Work instructions: For the entries that follow, state how many lines include the word "this", giving the number and nothing else.

Dataset items:
^^^^^^^^^^^^^^^^

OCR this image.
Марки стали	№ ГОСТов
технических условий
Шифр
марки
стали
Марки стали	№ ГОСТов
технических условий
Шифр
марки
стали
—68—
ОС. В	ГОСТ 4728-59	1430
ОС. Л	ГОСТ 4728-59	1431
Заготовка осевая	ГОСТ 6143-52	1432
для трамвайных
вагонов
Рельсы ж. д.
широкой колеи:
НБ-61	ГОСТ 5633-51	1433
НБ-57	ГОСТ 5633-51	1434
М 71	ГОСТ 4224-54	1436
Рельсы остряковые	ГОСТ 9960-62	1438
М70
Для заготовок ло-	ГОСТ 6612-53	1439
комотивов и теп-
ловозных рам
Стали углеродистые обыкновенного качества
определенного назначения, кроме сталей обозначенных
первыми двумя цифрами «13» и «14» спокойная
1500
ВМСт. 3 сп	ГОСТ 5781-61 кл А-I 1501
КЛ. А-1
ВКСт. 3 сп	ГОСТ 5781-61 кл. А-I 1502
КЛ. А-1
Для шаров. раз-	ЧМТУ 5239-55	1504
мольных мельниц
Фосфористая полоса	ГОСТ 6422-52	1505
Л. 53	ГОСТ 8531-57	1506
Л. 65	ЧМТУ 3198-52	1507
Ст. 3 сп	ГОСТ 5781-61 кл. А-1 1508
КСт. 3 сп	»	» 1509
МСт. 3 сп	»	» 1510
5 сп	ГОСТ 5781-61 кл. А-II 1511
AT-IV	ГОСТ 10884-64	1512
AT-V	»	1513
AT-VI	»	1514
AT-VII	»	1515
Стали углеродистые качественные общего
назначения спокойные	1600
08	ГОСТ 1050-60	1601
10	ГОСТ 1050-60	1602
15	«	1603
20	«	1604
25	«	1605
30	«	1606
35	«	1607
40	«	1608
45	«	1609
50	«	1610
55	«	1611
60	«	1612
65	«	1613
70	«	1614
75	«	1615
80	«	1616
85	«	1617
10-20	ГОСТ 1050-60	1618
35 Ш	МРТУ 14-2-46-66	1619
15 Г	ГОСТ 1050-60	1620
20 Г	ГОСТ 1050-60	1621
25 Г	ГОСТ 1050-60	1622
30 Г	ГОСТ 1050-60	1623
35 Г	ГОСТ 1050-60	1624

^^^^^^^^^^^^^^^^

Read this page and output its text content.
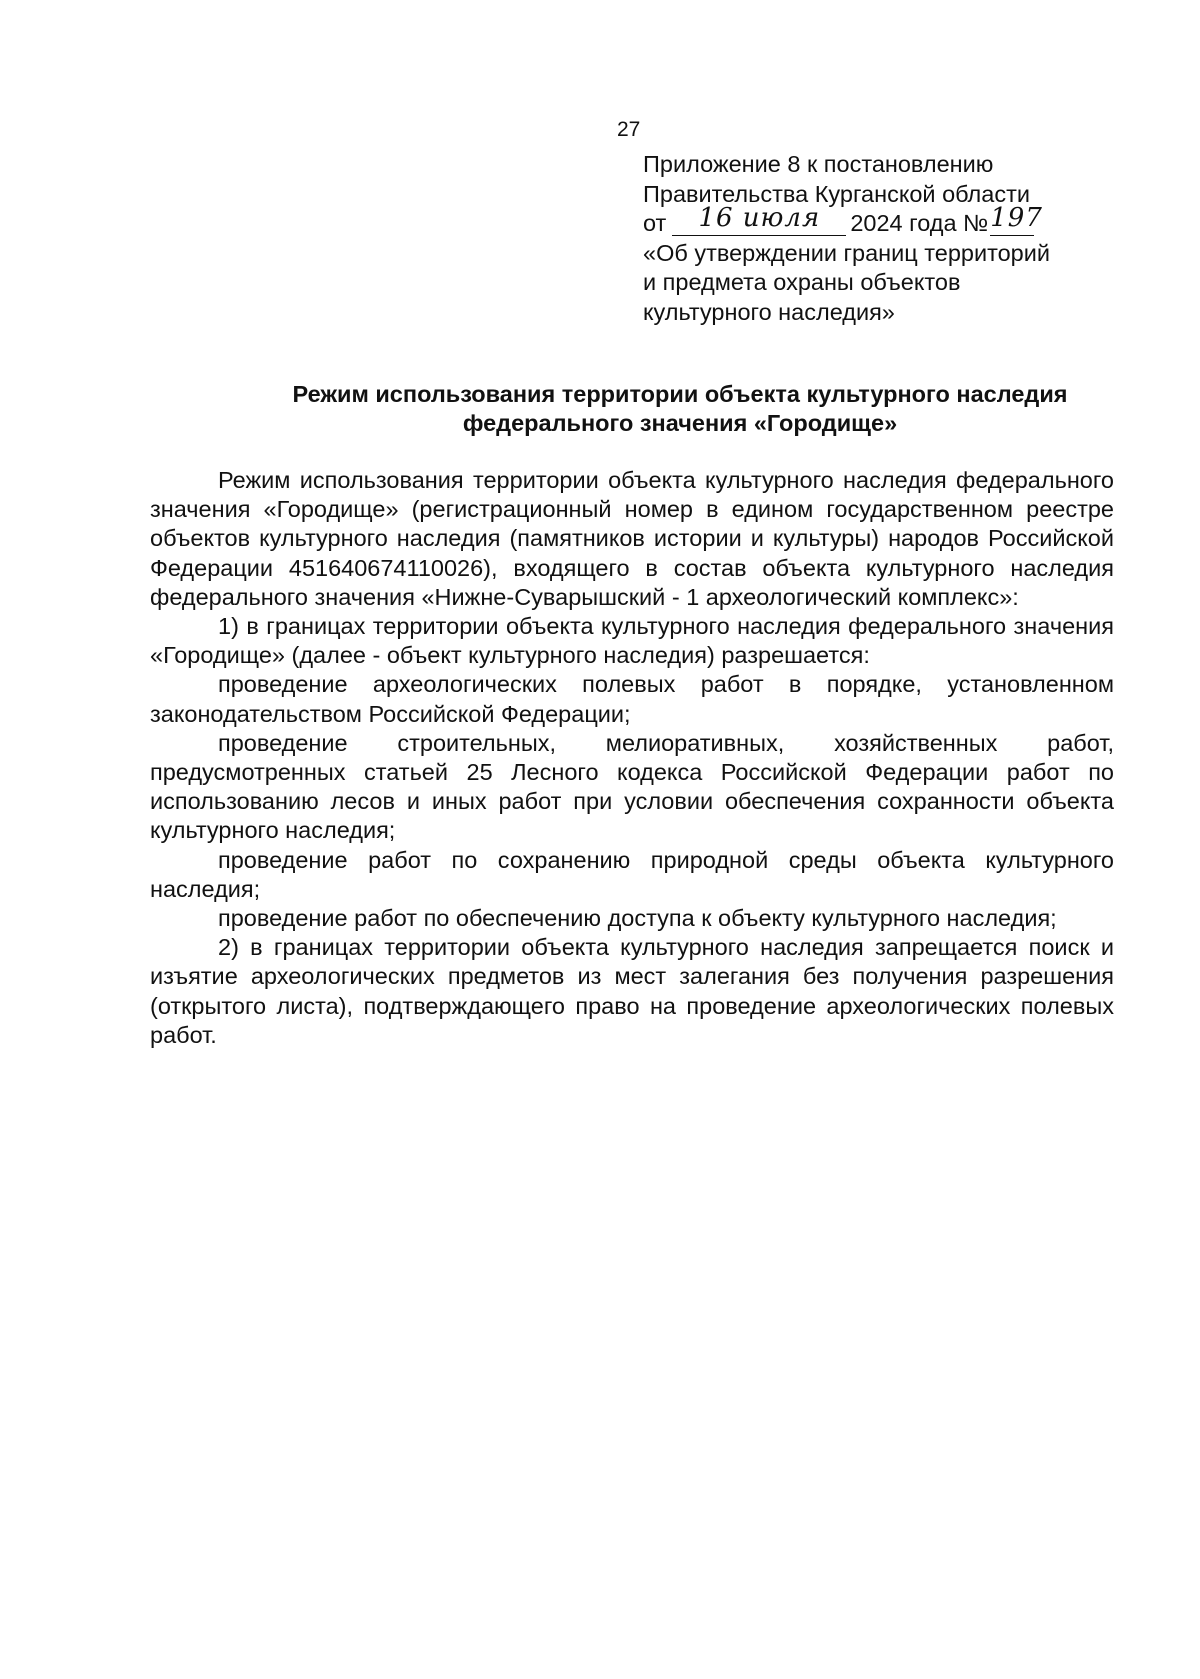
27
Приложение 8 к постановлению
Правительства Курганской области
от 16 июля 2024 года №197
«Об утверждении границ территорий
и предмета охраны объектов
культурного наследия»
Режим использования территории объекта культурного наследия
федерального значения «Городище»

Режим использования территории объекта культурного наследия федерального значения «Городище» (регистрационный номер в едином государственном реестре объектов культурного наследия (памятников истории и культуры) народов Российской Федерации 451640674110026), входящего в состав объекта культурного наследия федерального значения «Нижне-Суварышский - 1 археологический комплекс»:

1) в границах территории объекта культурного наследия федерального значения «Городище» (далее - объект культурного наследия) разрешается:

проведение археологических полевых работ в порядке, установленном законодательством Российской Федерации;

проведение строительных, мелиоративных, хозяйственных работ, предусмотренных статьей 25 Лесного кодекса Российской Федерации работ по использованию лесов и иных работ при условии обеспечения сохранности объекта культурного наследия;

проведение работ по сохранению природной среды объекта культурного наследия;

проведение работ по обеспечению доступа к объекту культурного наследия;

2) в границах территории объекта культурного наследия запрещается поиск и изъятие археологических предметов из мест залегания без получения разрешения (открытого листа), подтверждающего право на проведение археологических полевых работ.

^^^^^^^^^^^^^^^^

Correct response: 2